### Written request
Update the data starting with the line that contains "plus-icon (368, 101, 380, 113)" and going on through the line that contains "What elements are", replacing "add-button" with "insert-button". Reproduce those lines with everything else left unchanged.

### Region and label listings
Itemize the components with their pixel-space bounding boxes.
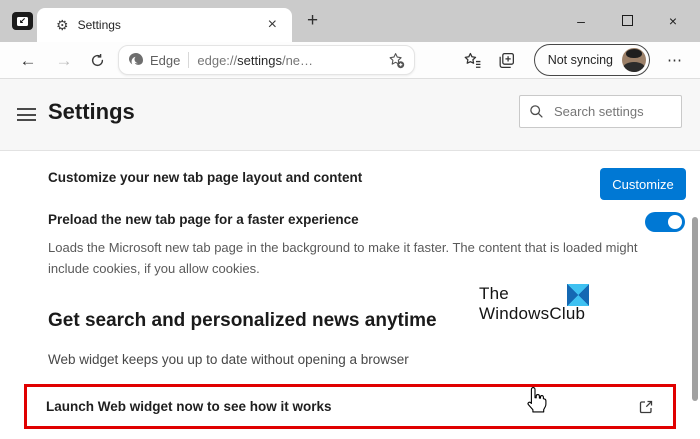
forward-button: →: [55, 50, 73, 70]
new-tab-button[interactable]: +: [301, 7, 324, 35]
close-window-button[interactable]: ×: [650, 14, 696, 28]
site-button-label: Edge: [150, 52, 181, 68]
favorites-button[interactable]: [456, 51, 490, 70]
tab-title: Settings: [77, 18, 121, 32]
gear-icon: ⚙: [56, 16, 69, 33]
window-controls: – ×: [558, 0, 696, 42]
add-favorite-button[interactable]: [387, 51, 405, 69]
toggle-knob: [668, 215, 682, 229]
open-external-icon: [639, 400, 653, 413]
settings-content: Customize your new tab page layout and c…: [0, 151, 700, 439]
close-tab-icon[interactable]: ×: [263, 17, 282, 33]
collections-icon: [499, 52, 515, 68]
search-input[interactable]: [552, 103, 672, 120]
url-text: edge://settings/ne…: [197, 53, 387, 68]
scrollbar-thumb[interactable]: [692, 217, 698, 401]
launch-row-label: Launch Web widget now to see how it work…: [46, 399, 332, 414]
search-icon: [530, 105, 543, 118]
profile-sync-button[interactable]: Not syncing: [533, 44, 650, 76]
profile-label: Not syncing: [547, 53, 613, 67]
maximize-icon: [621, 15, 633, 26]
settings-search-box[interactable]: [519, 95, 682, 128]
news-section-heading: Get search and personalized news anytime: [48, 310, 437, 331]
preload-description: Loads the Microsoft new tab page in the …: [48, 240, 638, 276]
url-host: settings: [237, 52, 282, 68]
settings-menu-button[interactable]: [17, 108, 36, 121]
watermark-line1: The: [479, 284, 509, 303]
title-bar: ↙ ⚙ Settings × + – ×: [0, 0, 700, 42]
address-divider: [188, 52, 190, 68]
minimize-button[interactable]: –: [558, 14, 604, 28]
refresh-icon: [91, 53, 103, 66]
browser-window: ↙ ⚙ Settings × + – × ← → Edge edge://set…: [0, 0, 700, 439]
customize-row-label: Customize your new tab page layout and c…: [48, 170, 363, 185]
windowsclub-watermark: The WindowsClub: [479, 284, 619, 324]
preload-row-label: Preload the new tab page for a faster ex…: [48, 212, 359, 227]
refresh-button[interactable]: [82, 53, 112, 68]
tab-actions-icon: ↙: [17, 16, 28, 26]
collections-button[interactable]: [490, 51, 524, 70]
star-plus-icon: [389, 53, 405, 69]
more-menu-button[interactable]: ⋯: [660, 51, 690, 69]
customize-button[interactable]: Customize: [600, 168, 686, 200]
page-title: Settings: [48, 99, 135, 124]
url-scheme: edge://: [197, 52, 238, 68]
avatar: [622, 48, 646, 72]
windowsclub-logo-icon: [567, 284, 589, 306]
back-button[interactable]: ←: [10, 52, 46, 69]
news-section-subtext: Web widget keeps you up to date without …: [48, 352, 409, 367]
site-info-chip[interactable]: Edge: [128, 52, 180, 68]
favorites-icon: [464, 52, 481, 68]
edge-logo-icon: [129, 53, 143, 65]
launch-web-widget-row[interactable]: Launch Web widget now to see how it work…: [24, 384, 676, 429]
settings-header: Settings: [0, 79, 700, 151]
maximize-button[interactable]: [604, 14, 650, 28]
preload-toggle[interactable]: [645, 212, 685, 232]
watermark-line2: WindowsClub: [479, 304, 586, 324]
tab-actions-menu-button[interactable]: ↙: [12, 12, 33, 30]
tab-settings[interactable]: ⚙ Settings ×: [37, 8, 292, 42]
address-bar[interactable]: Edge edge://settings/ne…: [118, 45, 415, 75]
browser-toolbar: ← → Edge edge://settings/ne… Not syncing…: [0, 42, 700, 79]
url-path: /ne…: [281, 52, 314, 68]
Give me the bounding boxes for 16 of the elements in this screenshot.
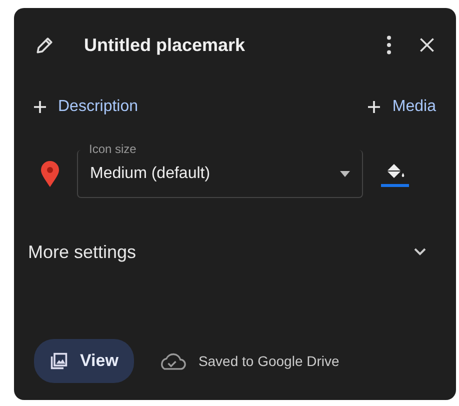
plus-icon (368, 101, 380, 113)
fill-color-button[interactable] (381, 161, 409, 187)
view-button[interactable]: View (34, 339, 134, 383)
placemark-title[interactable]: Untitled placemark (84, 34, 386, 56)
close-icon[interactable] (418, 36, 436, 54)
more-settings-toggle[interactable]: More settings (28, 222, 436, 282)
add-button[interactable]: Description (34, 94, 138, 120)
image-icon (50, 352, 68, 370)
plus-icon (34, 101, 46, 113)
more-options-icon[interactable] (386, 35, 392, 55)
map-pin-icon[interactable] (40, 160, 60, 188)
color-swatch (381, 184, 409, 187)
add-button[interactable]: Media (368, 94, 436, 120)
caret-icon (340, 170, 350, 176)
cloud-check-icon (158, 352, 186, 370)
save-status: Saved to Google Drive (198, 353, 340, 369)
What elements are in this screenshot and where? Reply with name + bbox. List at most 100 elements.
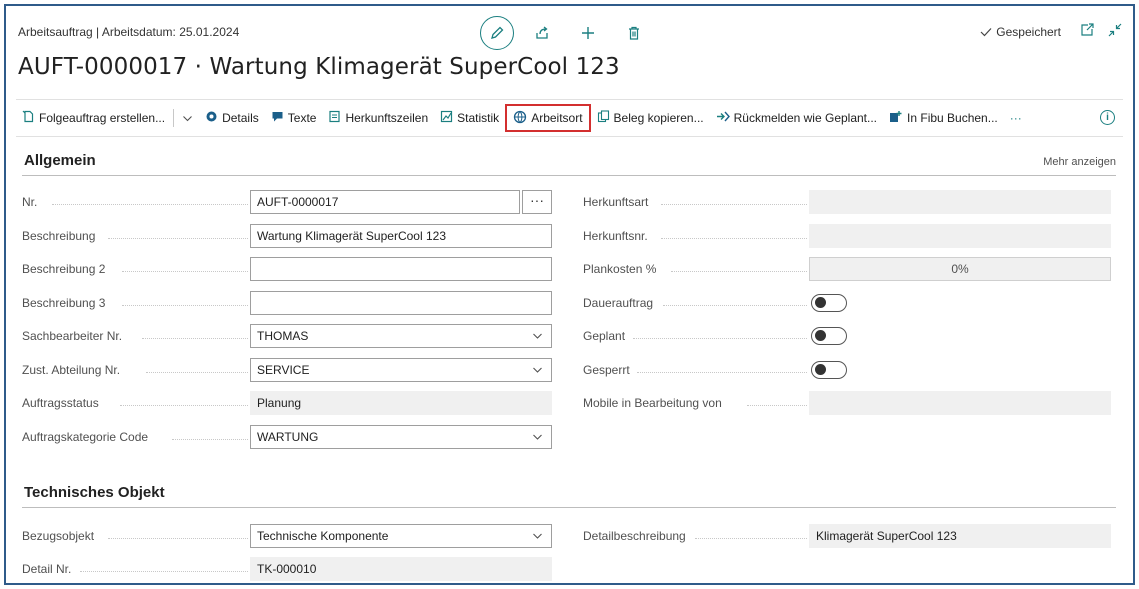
dotted-leader <box>747 405 807 406</box>
select-value: WARTUNG <box>257 430 319 444</box>
toggle-knob <box>815 297 826 308</box>
select-value: THOMAS <box>257 329 309 343</box>
field-row: Auftragskategorie Code WARTUNG <box>22 425 552 449</box>
edit-button[interactable] <box>480 16 514 50</box>
field-row: Zust. Abteilung Nr. SERVICE <box>22 358 552 382</box>
department-select[interactable]: SERVICE <box>250 358 552 382</box>
chevron-down-icon <box>532 359 543 389</box>
field-row: Geplant <box>583 324 1113 348</box>
field-label: Herkunftsnr. <box>583 229 648 243</box>
dotted-leader <box>146 372 248 373</box>
technical-section-header: Technisches Objekt <box>22 480 1116 508</box>
share-icon <box>536 26 548 39</box>
detail-no-field: TK-000010 <box>250 557 552 581</box>
field-label: Auftragskategorie Code <box>22 430 149 444</box>
info-icon[interactable]: i <box>1100 110 1115 125</box>
dotted-leader <box>671 271 807 272</box>
description-field[interactable]: Wartung Klimagerät SuperCool 123 <box>250 224 552 248</box>
separator <box>173 109 175 127</box>
select-value: Technische Komponente <box>257 529 389 543</box>
dotted-leader <box>108 538 248 539</box>
blocked-toggle[interactable] <box>811 361 847 379</box>
field-row: Detailbeschreibung Klimagerät SuperCool … <box>583 524 1113 548</box>
section-heading: Technisches Objekt <box>24 484 165 501</box>
share-button[interactable] <box>524 16 560 50</box>
chevron-down-icon <box>183 115 192 121</box>
more-icon: ··· <box>1009 111 1022 125</box>
field-label: Detail Nr. <box>22 562 72 576</box>
field-row: Dauerauftrag <box>583 291 1113 315</box>
description-3-field[interactable] <box>250 291 552 315</box>
planned-toggle[interactable] <box>811 327 847 345</box>
field-row: Detail Nr. TK-000010 <box>22 557 552 581</box>
report-icon <box>716 110 730 126</box>
field-label: Geplant <box>583 329 626 343</box>
field-label: Plankosten % <box>583 262 657 276</box>
collapse-icon[interactable] <box>1107 22 1123 38</box>
more-actions-button[interactable]: ··· <box>1004 104 1028 132</box>
page-title: AUFT-0000017 · Wartung Klimagerät SuperC… <box>18 54 620 80</box>
post-to-ledger-action[interactable]: In Fibu Buchen... <box>883 104 1004 132</box>
description-2-field[interactable] <box>250 257 552 281</box>
field-label: Beschreibung 2 <box>22 262 106 276</box>
field-label: Beschreibung 3 <box>22 296 106 310</box>
field-label: Beschreibung <box>22 229 96 243</box>
source-type-field <box>809 190 1111 214</box>
field-row: Herkunftsart <box>583 190 1113 214</box>
field-label: Herkunftsart <box>583 195 649 209</box>
toggle-knob <box>815 364 826 375</box>
source-lines-action[interactable]: Herkunftszeilen <box>322 104 434 132</box>
source-no-field <box>809 224 1111 248</box>
statistics-icon <box>440 110 453 126</box>
plus-icon <box>582 27 594 39</box>
saved-label: Gespeichert <box>996 25 1061 39</box>
planned-cost-progress: 0% <box>809 257 1111 281</box>
report-as-planned-action[interactable]: Rückmelden wie Geplant... <box>710 104 883 132</box>
field-label: Dauerauftrag <box>583 296 654 310</box>
field-label: Auftragsstatus <box>22 396 99 410</box>
work-location-action[interactable]: Arbeitsort <box>505 104 591 132</box>
texts-action[interactable]: Texte <box>265 104 323 132</box>
action-label: Rückmelden wie Geplant... <box>733 111 878 125</box>
saved-status: Gespeichert <box>980 25 1061 39</box>
show-more-link[interactable]: Mehr anzeigen <box>1043 156 1116 168</box>
field-label: Sachbearbeiter Nr. <box>22 329 123 343</box>
dotted-leader <box>80 571 248 572</box>
statistics-action[interactable]: Statistik <box>434 104 505 132</box>
top-bar: Arbeitsauftrag | Arbeitsdatum: 25.01.202… <box>18 16 1123 50</box>
field-row: Sachbearbeiter Nr. THOMAS <box>22 324 552 348</box>
delete-button[interactable] <box>616 16 652 50</box>
dotted-leader <box>172 439 248 440</box>
details-icon <box>205 110 218 126</box>
breadcrumb: Arbeitsauftrag | Arbeitsdatum: 25.01.202… <box>18 25 240 39</box>
field-row: Gesperrt <box>583 358 1113 382</box>
field-label: Mobile in Bearbeitung von <box>583 396 722 410</box>
details-action[interactable]: Details <box>199 104 265 132</box>
open-new-window-icon[interactable] <box>1079 22 1095 38</box>
dotted-leader <box>633 338 807 339</box>
post-icon <box>889 110 903 126</box>
window-controls <box>1079 22 1123 38</box>
field-row: Plankosten % 0% <box>583 257 1113 281</box>
action-dropdown[interactable] <box>176 104 199 132</box>
detail-description-field: Klimagerät SuperCool 123 <box>809 524 1111 548</box>
globe-icon <box>513 110 527 127</box>
follow-up-order-action[interactable]: Folgeauftrag erstellen... <box>16 104 171 132</box>
dotted-leader <box>52 204 248 205</box>
dotted-leader <box>661 238 807 239</box>
copy-document-action[interactable]: Beleg kopieren... <box>591 104 710 132</box>
order-category-select[interactable]: WARTUNG <box>250 425 552 449</box>
salesperson-select[interactable]: THOMAS <box>250 324 552 348</box>
number-field[interactable]: AUFT-0000017 <box>250 190 520 214</box>
page-frame: Arbeitsauftrag | Arbeitsdatum: 25.01.202… <box>4 4 1135 585</box>
field-label: Nr. <box>22 195 38 209</box>
reference-object-select[interactable]: Technische Komponente <box>250 524 552 548</box>
lookup-button[interactable]: ··· <box>522 190 552 214</box>
lines-icon <box>328 110 341 126</box>
recurring-order-toggle[interactable] <box>811 294 847 312</box>
field-row: Auftragsstatus Planung <box>22 391 552 415</box>
add-button[interactable] <box>570 16 606 50</box>
chevron-down-icon <box>532 426 543 456</box>
action-label: Folgeauftrag erstellen... <box>39 111 166 125</box>
dotted-leader <box>695 538 807 539</box>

### Task answer
plus-icon (368, 101, 380, 113)
fill-color-button[interactable] (381, 161, 409, 187)
view-button[interactable]: View (34, 339, 134, 383)
placemark-title[interactable]: Untitled placemark (84, 34, 386, 56)
close-icon[interactable] (418, 36, 436, 54)
more-settings-toggle[interactable]: More settings (28, 222, 436, 282)
insert-button[interactable]: Description (34, 94, 138, 120)
image-icon (50, 352, 68, 370)
plus-icon (34, 101, 46, 113)
more-options-icon[interactable] (386, 35, 392, 55)
map-pin-icon[interactable] (40, 160, 60, 188)
color-swatch (381, 184, 409, 187)
insert-button[interactable]: Media (368, 94, 436, 120)
caret-icon (340, 170, 350, 176)
cloud-check-icon (158, 352, 186, 370)
save-status: Saved to Google Drive (198, 353, 340, 369)
What elements are in this screenshot and where? Reply with name + bbox. List at most 100 elements.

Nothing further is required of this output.